§ **TASK REQUIREMENTS**
Your task is to transcribe the records exactly, skipping every image.
------ SUPPLIED MATERIAL
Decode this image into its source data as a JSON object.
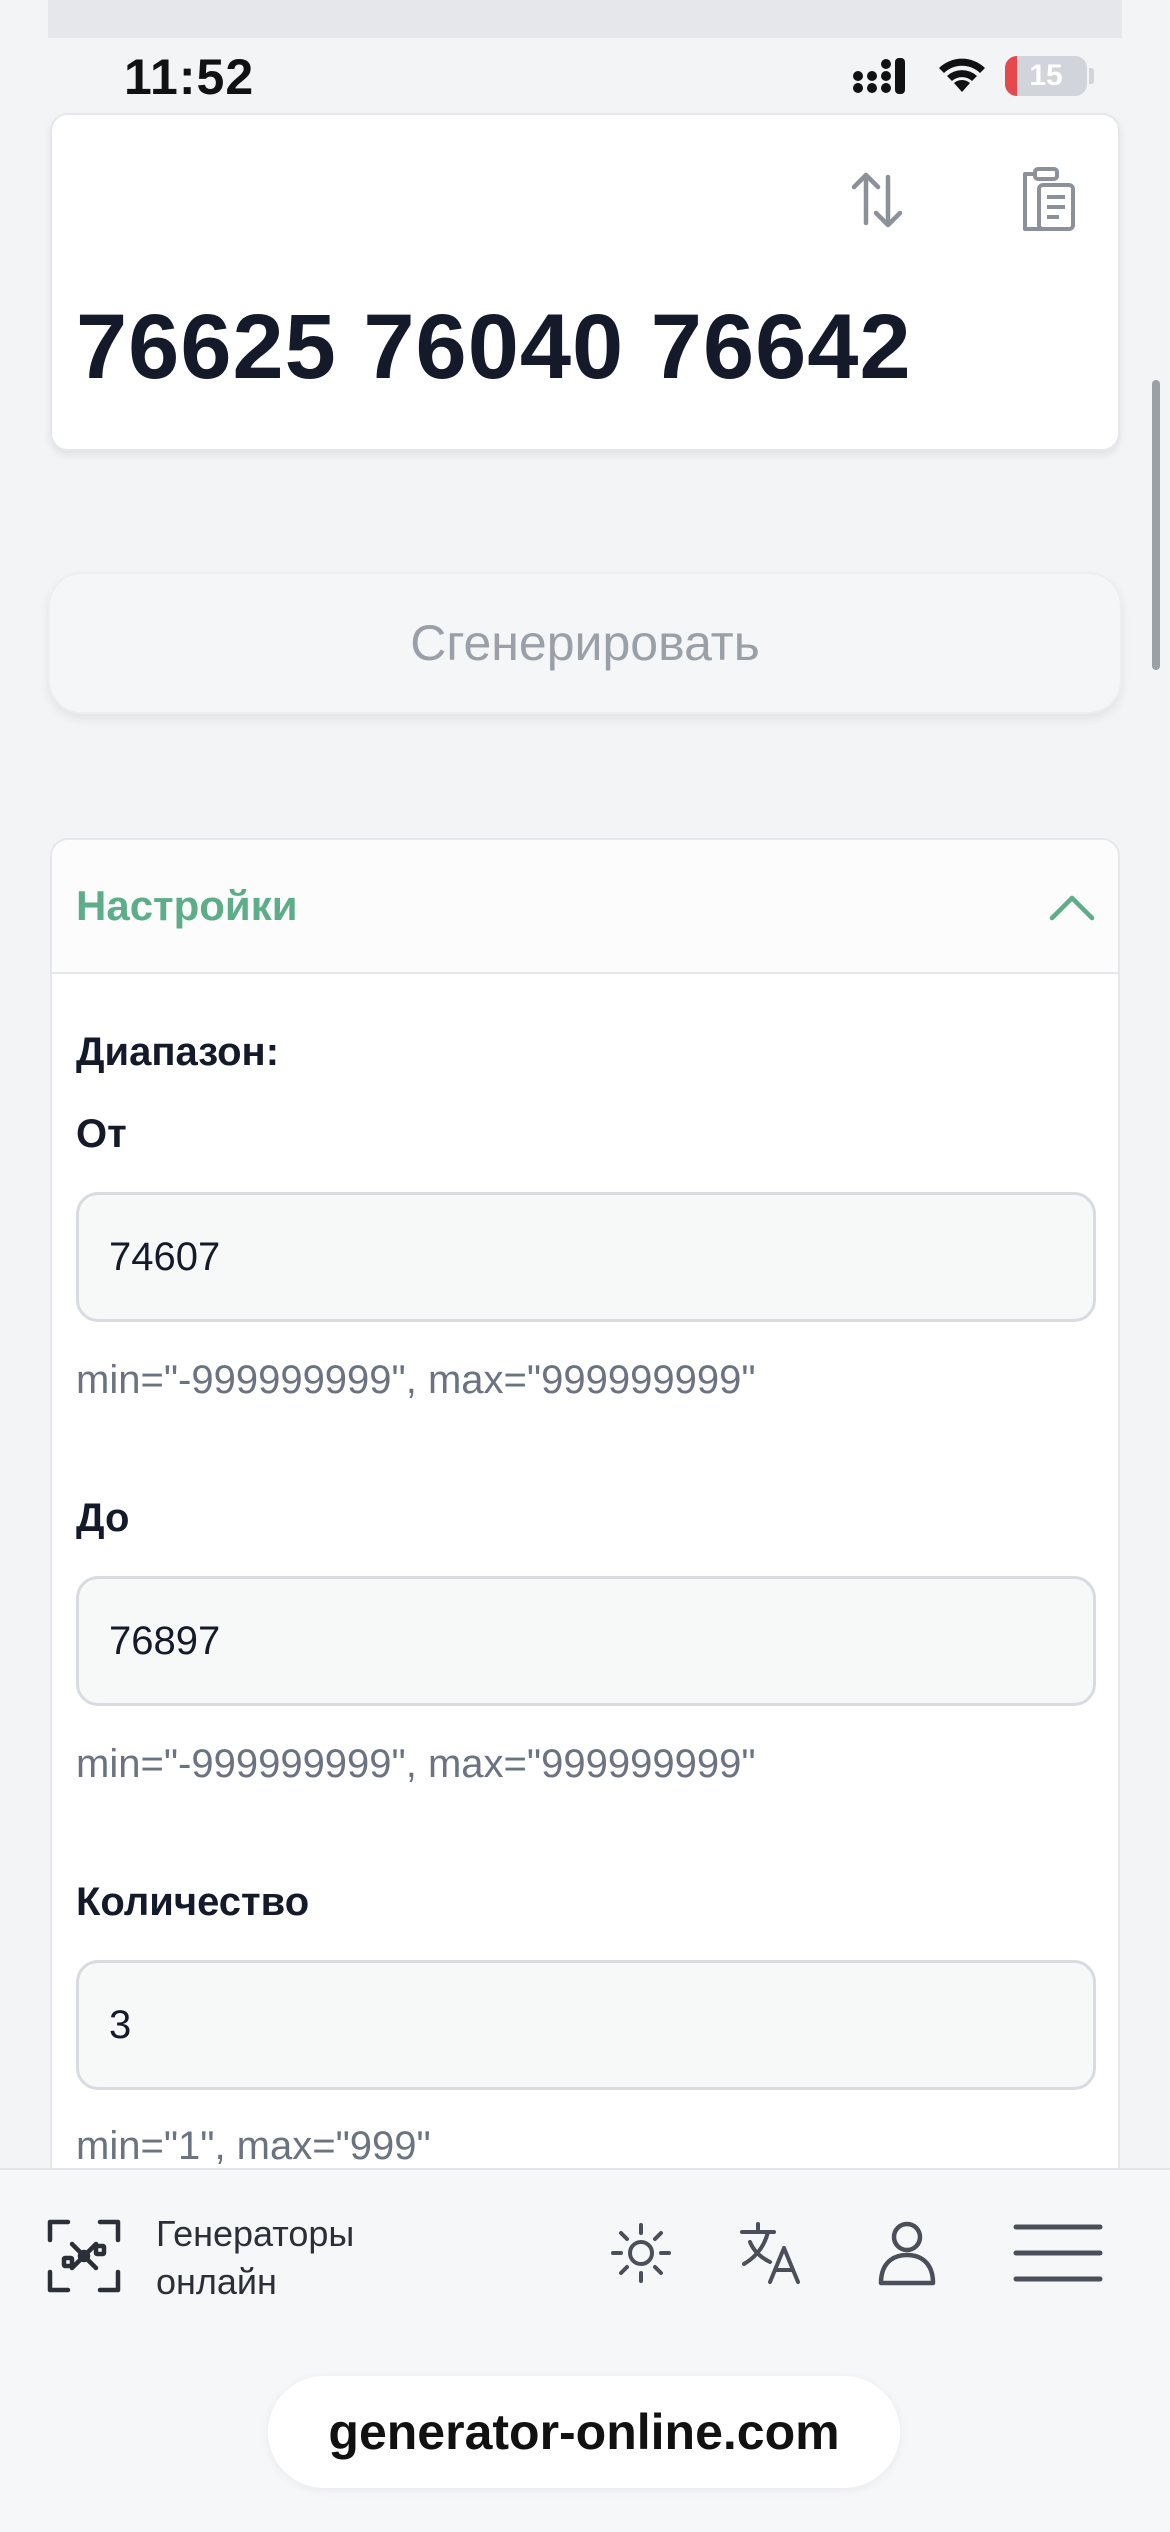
{
  "status_bar": {
    "time": "11:52",
    "battery": "15",
    "battery_fill_fraction": 0.15
  },
  "result": {
    "numbers": "76625 76040 76642",
    "sort_icon": "arrows-up-down-icon",
    "copy_icon": "clipboard-icon"
  },
  "actions": {
    "generate_label": "Сгенерировать"
  },
  "settings": {
    "title": "Настройки",
    "range_label": "Диапазон:",
    "from": {
      "label": "От",
      "value": "74607",
      "hint": "min=\"-999999999\", max=\"999999999\""
    },
    "to": {
      "label": "До",
      "value": "76897",
      "hint": "min=\"-999999999\", max=\"999999999\""
    },
    "count": {
      "label": "Количество",
      "value": "3",
      "hint": "min=\"1\", max=\"999\""
    }
  },
  "bottom_nav": {
    "brand_line1": "Генераторы",
    "brand_line2": "онлайн",
    "icons": [
      "sun-icon",
      "translate-icon",
      "user-icon",
      "hamburger-menu-icon"
    ]
  },
  "browser": {
    "url": "generator-online.com"
  },
  "colors": {
    "accent_green": "#5cad88",
    "background": "#f3f4f6",
    "text_dark": "#151a2b",
    "muted": "#9aa0a8"
  }
}
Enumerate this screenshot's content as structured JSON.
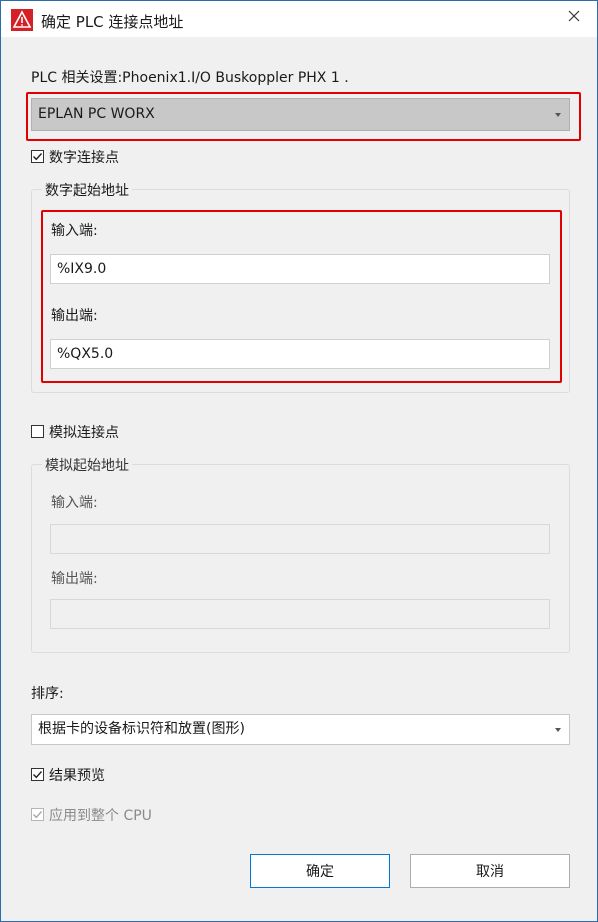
{
  "window": {
    "title": "确定 PLC 连接点地址",
    "close_glyph": "✕"
  },
  "plc_settings": {
    "label": "PLC 相关设置:Phoenix1.I/O Buskoppler PHX 1 .",
    "selected": "EPLAN PC WORX"
  },
  "digital": {
    "checkbox_label": "数字连接点",
    "checked": true,
    "group_title": "数字起始地址",
    "input_label": "输入端:",
    "input_value": "%IX9.0",
    "output_label": "输出端:",
    "output_value": "%QX5.0"
  },
  "analog": {
    "checkbox_label": "模拟连接点",
    "checked": false,
    "group_title": "模拟起始地址",
    "input_label": "输入端:",
    "input_value": "",
    "output_label": "输出端:",
    "output_value": ""
  },
  "sort": {
    "label": "排序:",
    "selected": "根据卡的设备标识符和放置(图形)"
  },
  "options": {
    "preview_label": "结果预览",
    "preview_checked": true,
    "apply_cpu_label": "应用到整个 CPU",
    "apply_cpu_checked": true,
    "apply_cpu_enabled": false
  },
  "buttons": {
    "ok": "确定",
    "cancel": "取消"
  },
  "colors": {
    "highlight": "#e00000",
    "accent": "#0078d7",
    "selected_bg": "#c8c8c8"
  }
}
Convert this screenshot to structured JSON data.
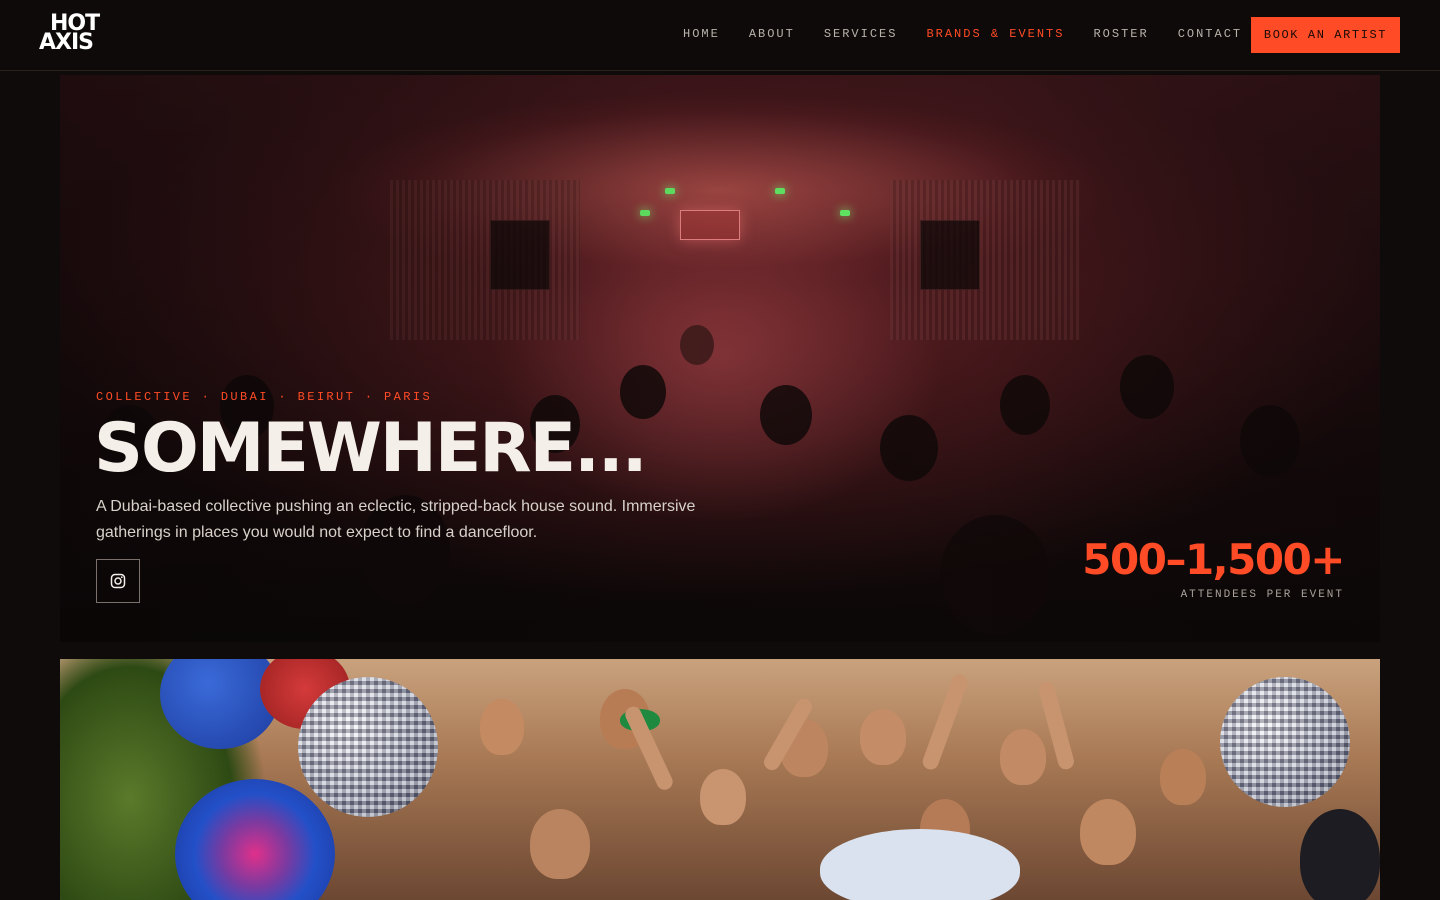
{
  "brand": {
    "logo_line1": "HOT",
    "logo_line2": "AXIS"
  },
  "nav": {
    "links": [
      {
        "label": "HOME",
        "active": false
      },
      {
        "label": "ABOUT",
        "active": false
      },
      {
        "label": "SERVICES",
        "active": false
      },
      {
        "label": "BRANDS & EVENTS",
        "active": true
      },
      {
        "label": "ROSTER",
        "active": false
      },
      {
        "label": "CONTACT",
        "active": false
      }
    ],
    "cta_label": "BOOK AN ARTIST"
  },
  "hero": {
    "eyebrow": "COLLECTIVE · DUBAI · BEIRUT · PARIS",
    "title": "SOMEWHERE...",
    "description": "A Dubai-based collective pushing an eclectic, stripped-back house sound. Immersive gatherings in places you would not expect to find a dancefloor.",
    "social_icon": "instagram-icon",
    "stat_value": "500–1,500+",
    "stat_label": "ATTENDEES PER EVENT"
  },
  "colors": {
    "accent": "#ff4b26",
    "background": "#0f0b0a",
    "text": "#f4efe8"
  }
}
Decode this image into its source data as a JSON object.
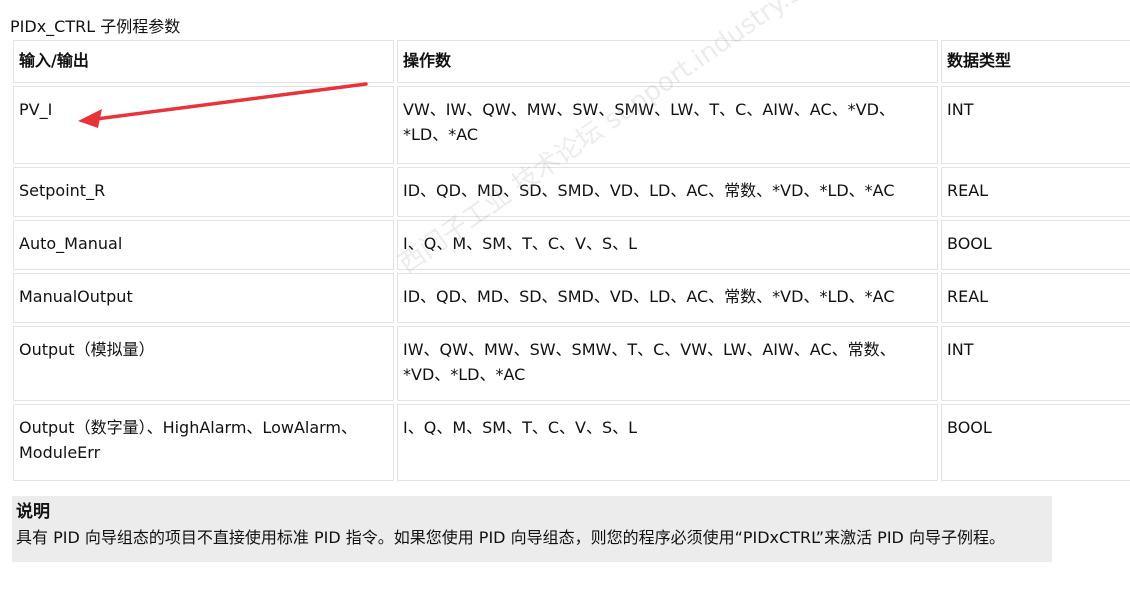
{
  "caption": "PIDx_CTRL 子例程参数",
  "table": {
    "headers": [
      "输入/输出",
      "操作数",
      "数据类型"
    ],
    "rows": [
      [
        "PV_I",
        "VW、IW、QW、MW、SW、SMW、LW、T、C、AIW、AC、*VD、*LD、*AC",
        "INT"
      ],
      [
        "Setpoint_R",
        "ID、QD、MD、SD、SMD、VD、LD、AC、常数、*VD、*LD、*AC",
        "REAL"
      ],
      [
        "Auto_Manual",
        "I、Q、M、SM、T、C、V、S、L",
        "BOOL"
      ],
      [
        "ManualOutput",
        "ID、QD、MD、SD、SMD、VD、LD、AC、常数、*VD、*LD、*AC",
        "REAL"
      ],
      [
        "Output（模拟量）",
        "IW、QW、MW、SW、SMW、T、C、VW、LW、AIW、AC、常数、*VD、*LD、*AC",
        "INT"
      ],
      [
        "Output（数字量）、HighAlarm、LowAlarm、ModuleErr",
        "I、Q、M、SM、T、C、V、S、L",
        "BOOL"
      ]
    ]
  },
  "note": {
    "title": "说明",
    "body": "具有 PID 向导组态的项目不直接使用标准 PID 指令。如果您使用 PID 向导组态，则您的程序必须使用“PIDxCTRL”来激活 PID 向导子例程。"
  },
  "annotation": {
    "arrow_color": "#e8333a"
  },
  "watermark": "西门子工业 技术论坛 support.industry.siemens.com/cs"
}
------------
§ **OUTPUT FOR THIS TASK**
Decode this image into its source data as a JSON object.
{
  "status_bar": {
    "time": "11:52",
    "battery": "15",
    "battery_fill_fraction": 0.15
  },
  "result": {
    "numbers": "76625 76040 76642",
    "sort_icon": "arrows-up-down-icon",
    "copy_icon": "clipboard-icon"
  },
  "actions": {
    "generate_label": "Сгенерировать"
  },
  "settings": {
    "title": "Настройки",
    "range_label": "Диапазон:",
    "from": {
      "label": "От",
      "value": "74607",
      "hint": "min=\"-999999999\", max=\"999999999\""
    },
    "to": {
      "label": "До",
      "value": "76897",
      "hint": "min=\"-999999999\", max=\"999999999\""
    },
    "count": {
      "label": "Количество",
      "value": "3",
      "hint": "min=\"1\", max=\"999\""
    }
  },
  "bottom_nav": {
    "brand_line1": "Генераторы",
    "brand_line2": "онлайн",
    "icons": [
      "sun-icon",
      "translate-icon",
      "user-icon",
      "hamburger-menu-icon"
    ]
  },
  "browser": {
    "url": "generator-online.com"
  },
  "colors": {
    "accent_green": "#5cad88",
    "background": "#f3f4f6",
    "text_dark": "#151a2b",
    "muted": "#9aa0a8"
  }
}
Enumerate this screenshot's content as structured JSON.
{
  "window": {
    "title": "确定 PLC 连接点地址",
    "close_glyph": "✕"
  },
  "plc_settings": {
    "label": "PLC 相关设置:Phoenix1.I/O Buskoppler PHX 1 .",
    "selected": "EPLAN PC WORX"
  },
  "digital": {
    "checkbox_label": "数字连接点",
    "checked": true,
    "group_title": "数字起始地址",
    "input_label": "输入端:",
    "input_value": "%IX9.0",
    "output_label": "输出端:",
    "output_value": "%QX5.0"
  },
  "analog": {
    "checkbox_label": "模拟连接点",
    "checked": false,
    "group_title": "模拟起始地址",
    "input_label": "输入端:",
    "input_value": "",
    "output_label": "输出端:",
    "output_value": ""
  },
  "sort": {
    "label": "排序:",
    "selected": "根据卡的设备标识符和放置(图形)"
  },
  "options": {
    "preview_label": "结果预览",
    "preview_checked": true,
    "apply_cpu_label": "应用到整个 CPU",
    "apply_cpu_checked": true,
    "apply_cpu_enabled": false
  },
  "buttons": {
    "ok": "确定",
    "cancel": "取消"
  },
  "colors": {
    "highlight": "#e00000",
    "accent": "#0078d7",
    "selected_bg": "#c8c8c8"
  }
}
Convert this screenshot to structured JSON data.
{
  "brand": {
    "logo_line1": "HOT",
    "logo_line2": "AXIS"
  },
  "nav": {
    "links": [
      {
        "label": "HOME",
        "active": false
      },
      {
        "label": "ABOUT",
        "active": false
      },
      {
        "label": "SERVICES",
        "active": false
      },
      {
        "label": "BRANDS & EVENTS",
        "active": true
      },
      {
        "label": "ROSTER",
        "active": false
      },
      {
        "label": "CONTACT",
        "active": false
      }
    ],
    "cta_label": "BOOK AN ARTIST"
  },
  "hero": {
    "eyebrow": "COLLECTIVE · DUBAI · BEIRUT · PARIS",
    "title": "SOMEWHERE...",
    "description": "A Dubai-based collective pushing an eclectic, stripped-back house sound. Immersive gatherings in places you would not expect to find a dancefloor.",
    "social_icon": "instagram-icon",
    "stat_value": "500–1,500+",
    "stat_label": "ATTENDEES PER EVENT"
  },
  "colors": {
    "accent": "#ff4b26",
    "background": "#0f0b0a",
    "text": "#f4efe8"
  }
}
Decode this image into its source data as a JSON object.
{
  "caption": "PIDx_CTRL 子例程参数",
  "table": {
    "headers": [
      "输入/输出",
      "操作数",
      "数据类型"
    ],
    "rows": [
      [
        "PV_I",
        "VW、IW、QW、MW、SW、SMW、LW、T、C、AIW、AC、*VD、*LD、*AC",
        "INT"
      ],
      [
        "Setpoint_R",
        "ID、QD、MD、SD、SMD、VD、LD、AC、常数、*VD、*LD、*AC",
        "REAL"
      ],
      [
        "Auto_Manual",
        "I、Q、M、SM、T、C、V、S、L",
        "BOOL"
      ],
      [
        "ManualOutput",
        "ID、QD、MD、SD、SMD、VD、LD、AC、常数、*VD、*LD、*AC",
        "REAL"
      ],
      [
        "Output（模拟量）",
        "IW、QW、MW、SW、SMW、T、C、VW、LW、AIW、AC、常数、*VD、*LD、*AC",
        "INT"
      ],
      [
        "Output（数字量）、HighAlarm、LowAlarm、ModuleErr",
        "I、Q、M、SM、T、C、V、S、L",
        "BOOL"
      ]
    ]
  },
  "note": {
    "title": "说明",
    "body": "具有 PID 向导组态的项目不直接使用标准 PID 指令。如果您使用 PID 向导组态，则您的程序必须使用“PIDxCTRL”来激活 PID 向导子例程。"
  },
  "annotation": {
    "arrow_color": "#e8333a"
  },
  "watermark": "西门子工业 技术论坛 support.industry.siemens.com/cs"
}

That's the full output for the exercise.